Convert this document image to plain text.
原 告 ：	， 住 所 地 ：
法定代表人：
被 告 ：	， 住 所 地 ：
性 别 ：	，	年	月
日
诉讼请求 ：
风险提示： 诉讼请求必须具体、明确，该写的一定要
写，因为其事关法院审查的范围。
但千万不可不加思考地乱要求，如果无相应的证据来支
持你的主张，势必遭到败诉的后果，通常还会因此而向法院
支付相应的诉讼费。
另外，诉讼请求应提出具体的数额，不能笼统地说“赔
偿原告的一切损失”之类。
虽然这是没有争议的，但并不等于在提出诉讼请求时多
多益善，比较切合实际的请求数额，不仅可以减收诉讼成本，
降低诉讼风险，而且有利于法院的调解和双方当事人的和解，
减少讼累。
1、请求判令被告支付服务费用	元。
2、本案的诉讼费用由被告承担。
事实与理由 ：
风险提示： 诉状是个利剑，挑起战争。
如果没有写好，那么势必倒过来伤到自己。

### Problem details
Would you restate each of the entries word for word?

### Result below
Convert this document image to plain text.
原 告 ：	， 住 所 地 ：
法定代表人：
被 告 ：	， 住 所 地 ：
性 别 ：	，	年	月
日
诉讼请求 ：
风险提示： 诉讼请求必须具体、明确，该写的一定要
写，因为其事关法院审查的范围。
但千万不可不加思考地乱要求，如果无相应的证据来支
持你的主张，势必遭到败诉的后果，通常还会因此而向法院
支付相应的诉讼费。
另外，诉讼请求应提出具体的数额，不能笼统地说“赔
偿原告的一切损失”之类。
虽然这是没有争议的，但并不等于在提出诉讼请求时多
多益善，比较切合实际的请求数额，不仅可以减收诉讼成本，
降低诉讼风险，而且有利于法院的调解和双方当事人的和解，
减少讼累。
1、请求判令被告支付服务费用	元。
2、本案的诉讼费用由被告承担。
事实与理由 ：
风险提示： 诉状是个利剑，挑起战争。
如果没有写好，那么势必倒过来伤到自己。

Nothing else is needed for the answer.